--- START Listed records ---

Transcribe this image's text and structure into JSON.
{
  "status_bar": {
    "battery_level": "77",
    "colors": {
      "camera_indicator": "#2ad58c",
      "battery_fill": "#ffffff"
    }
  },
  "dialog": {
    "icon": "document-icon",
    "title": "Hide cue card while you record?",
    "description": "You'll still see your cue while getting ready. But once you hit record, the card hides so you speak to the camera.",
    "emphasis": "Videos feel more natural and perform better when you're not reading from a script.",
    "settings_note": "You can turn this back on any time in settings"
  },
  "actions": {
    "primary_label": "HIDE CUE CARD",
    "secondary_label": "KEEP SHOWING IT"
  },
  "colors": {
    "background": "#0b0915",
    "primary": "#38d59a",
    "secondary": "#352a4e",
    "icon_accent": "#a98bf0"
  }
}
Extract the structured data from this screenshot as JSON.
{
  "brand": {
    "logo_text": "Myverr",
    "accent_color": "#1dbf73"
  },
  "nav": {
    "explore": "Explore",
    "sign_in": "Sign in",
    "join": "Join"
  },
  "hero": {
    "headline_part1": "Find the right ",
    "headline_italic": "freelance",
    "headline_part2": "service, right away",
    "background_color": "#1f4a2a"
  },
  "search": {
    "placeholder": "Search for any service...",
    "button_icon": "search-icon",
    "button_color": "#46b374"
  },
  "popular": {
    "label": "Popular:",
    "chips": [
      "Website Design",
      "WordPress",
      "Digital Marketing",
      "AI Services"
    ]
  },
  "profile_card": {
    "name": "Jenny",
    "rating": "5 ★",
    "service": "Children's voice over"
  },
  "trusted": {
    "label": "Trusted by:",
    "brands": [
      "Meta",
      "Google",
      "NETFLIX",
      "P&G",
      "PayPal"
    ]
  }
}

--- END Listed records ---

§ Problem details:
Determine how many lines above contain "from" as a word or string. Give the number alone.

§ Exercise solution:
2